Quote all entries in full, exactly.

## BEGIN

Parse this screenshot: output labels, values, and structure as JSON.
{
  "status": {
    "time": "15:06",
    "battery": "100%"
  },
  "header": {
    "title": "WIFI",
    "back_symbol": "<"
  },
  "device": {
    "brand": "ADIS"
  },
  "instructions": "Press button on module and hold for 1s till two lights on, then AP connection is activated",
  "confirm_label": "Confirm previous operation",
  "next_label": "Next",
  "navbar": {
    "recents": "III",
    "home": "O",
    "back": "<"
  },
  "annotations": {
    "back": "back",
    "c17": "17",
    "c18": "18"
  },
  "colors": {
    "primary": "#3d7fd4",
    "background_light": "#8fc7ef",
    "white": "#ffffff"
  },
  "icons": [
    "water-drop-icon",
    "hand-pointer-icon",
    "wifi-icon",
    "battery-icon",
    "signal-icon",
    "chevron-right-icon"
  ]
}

## END

» **Task answer**:
Parse this screenshot: output labels, values, and structure as JSON.
{
  "status": {
    "time": "15:06",
    "battery": "100%"
  },
  "header": {
    "title": "WIFI",
    "back_symbol": "<"
  },
  "device": {
    "brand": "ADIS"
  },
  "instructions": "Press button on module and hold for 1s till two lights on, then AP connection is activated",
  "confirm_label": "Confirm previous operation",
  "next_label": "Next",
  "navbar": {
    "recents": "III",
    "home": "O",
    "back": "<"
  },
  "annotations": {
    "back": "back",
    "c17": "17",
    "c18": "18"
  },
  "colors": {
    "primary": "#3d7fd4",
    "background_light": "#8fc7ef",
    "white": "#ffffff"
  },
  "icons": [
    "water-drop-icon",
    "hand-pointer-icon",
    "wifi-icon",
    "battery-icon",
    "signal-icon",
    "chevron-right-icon"
  ]
}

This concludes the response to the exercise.